TASK DESCRIPTION ▸
Which lines below hold the word "name"? Report each one.

Dataset listings of figures:
++++++++++++++++++++
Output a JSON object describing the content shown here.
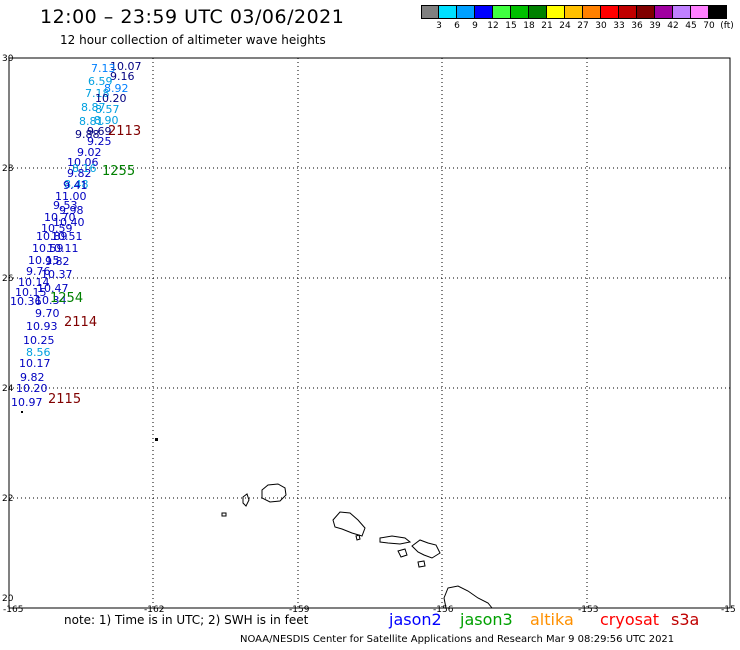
{
  "header": {
    "title": "12:00 – 23:59 UTC 03/06/2021",
    "subtitle": "12 hour collection of altimeter wave heights"
  },
  "scale": {
    "labels": [
      "3",
      "6",
      "9",
      "12",
      "15",
      "18",
      "21",
      "24",
      "27",
      "30",
      "33",
      "36",
      "39",
      "42",
      "45",
      "70",
      "(ft)"
    ],
    "colors": [
      "#808080",
      "#00e0ff",
      "#00a0ff",
      "#0000ff",
      "#40ff40",
      "#00c000",
      "#008000",
      "#ffff00",
      "#ffc000",
      "#ff8000",
      "#ff0000",
      "#c00000",
      "#800000",
      "#a000a0",
      "#c080ff",
      "#ff80ff",
      "#000000"
    ]
  },
  "map": {
    "lat_labels": [
      "30",
      "28",
      "26",
      "24",
      "22",
      "20"
    ],
    "lon_labels": [
      "-165",
      "-162",
      "-159",
      "-156",
      "-153",
      "-15"
    ]
  },
  "wave_labels": [
    {
      "t": "10.07",
      "c": "#000080"
    },
    {
      "t": "7.13",
      "c": "#0080ff"
    },
    {
      "t": "9.16",
      "c": "#000080"
    },
    {
      "t": "6.59",
      "c": "#00a0e0"
    },
    {
      "t": "8.92",
      "c": "#0080ff"
    },
    {
      "t": "7.18",
      "c": "#00a0e0"
    },
    {
      "t": "10.20",
      "c": "#000080"
    },
    {
      "t": "8.87",
      "c": "#00a0e0"
    },
    {
      "t": "8.57",
      "c": "#00a0e0"
    },
    {
      "t": "8.81",
      "c": "#00a0e0"
    },
    {
      "t": "8.90",
      "c": "#00a0e0"
    },
    {
      "t": "9.69",
      "c": "#000080"
    },
    {
      "t": "9.88",
      "c": "#000080"
    },
    {
      "t": "9.25",
      "c": "#0000c0"
    },
    {
      "t": "9.02",
      "c": "#0000c0"
    },
    {
      "t": "10.06",
      "c": "#0000c0"
    },
    {
      "t": "8.16",
      "c": "#00a0e0"
    },
    {
      "t": "9.82",
      "c": "#0000c0"
    },
    {
      "t": "8.48",
      "c": "#00a0e0"
    },
    {
      "t": "9.41",
      "c": "#0000c0"
    },
    {
      "t": "11.00",
      "c": "#0000c0"
    },
    {
      "t": "9.53",
      "c": "#0000c0"
    },
    {
      "t": "9.98",
      "c": "#0000c0"
    },
    {
      "t": "10.70",
      "c": "#0000c0"
    },
    {
      "t": "10.40",
      "c": "#0000c0"
    },
    {
      "t": "10.59",
      "c": "#0000c0"
    },
    {
      "t": "10.89",
      "c": "#0000c0"
    },
    {
      "t": "10.51",
      "c": "#0000c0"
    },
    {
      "t": "10.59",
      "c": "#0000c0"
    },
    {
      "t": "10.11",
      "c": "#0000c0"
    },
    {
      "t": "10.15",
      "c": "#0000c0"
    },
    {
      "t": "9.82",
      "c": "#0000c0"
    },
    {
      "t": "9.76",
      "c": "#0000c0"
    },
    {
      "t": "10.37",
      "c": "#0000c0"
    },
    {
      "t": "10.14",
      "c": "#0000c0"
    },
    {
      "t": "10.47",
      "c": "#0000c0"
    },
    {
      "t": "10.15",
      "c": "#0000c0"
    },
    {
      "t": "10.34",
      "c": "#0000c0"
    },
    {
      "t": "10.36",
      "c": "#0000c0"
    },
    {
      "t": "9.70",
      "c": "#0000c0"
    },
    {
      "t": "10.93",
      "c": "#0000c0"
    },
    {
      "t": "10.25",
      "c": "#0000c0"
    },
    {
      "t": "8.56",
      "c": "#00a0e0"
    },
    {
      "t": "10.17",
      "c": "#0000c0"
    },
    {
      "t": "9.82",
      "c": "#0000c0"
    },
    {
      "t": "10.20",
      "c": "#0000c0"
    },
    {
      "t": "10.97",
      "c": "#0000c0"
    }
  ],
  "pass_labels": [
    {
      "t": "2113",
      "c": "#800000"
    },
    {
      "t": "1255",
      "c": "#008000"
    },
    {
      "t": "1254",
      "c": "#008000"
    },
    {
      "t": "2114",
      "c": "#800000"
    },
    {
      "t": "2115",
      "c": "#800000"
    }
  ],
  "footer": {
    "note": "note:  1) Time is in UTC;  2) SWH is in feet",
    "satellites": [
      {
        "name": "jason2",
        "color": "#0000ff"
      },
      {
        "name": "jason3",
        "color": "#00a000"
      },
      {
        "name": "altika",
        "color": "#ff9000"
      },
      {
        "name": "cryosat",
        "color": "#ff0000"
      },
      {
        "name": "s3a",
        "color": "#c00000"
      }
    ],
    "credit": "NOAA/NESDIS Center for Satellite Applications and Research    Mar  9 08:29:56 UTC 2021"
  }
}
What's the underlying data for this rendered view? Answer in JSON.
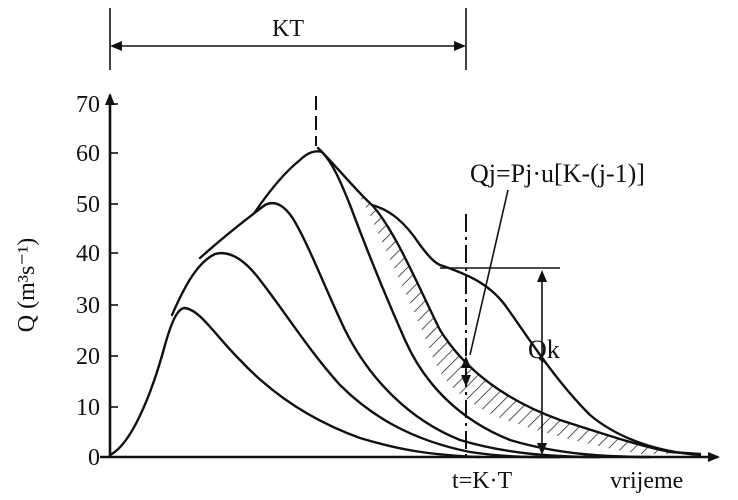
{
  "diagram": {
    "y_axis_label": "Q (m³s⁻¹)",
    "x_axis_label": "vrijeme",
    "y_ticks": [
      "0",
      "10",
      "20",
      "30",
      "40",
      "50",
      "60",
      "70"
    ],
    "span_label": "KT",
    "time_marker_label": "t=K·T",
    "formula_label": "Qj=Pj·u[K-(j-1)]",
    "qk_label": "Qk"
  }
}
++++++++++++++++++++
RESPONSE FOR THIS EXERCISE ▸
        "name": "jason2",
        "name": "jason3",
        "name": "altika",
        "name": "cryosat",
        "name": "s3a",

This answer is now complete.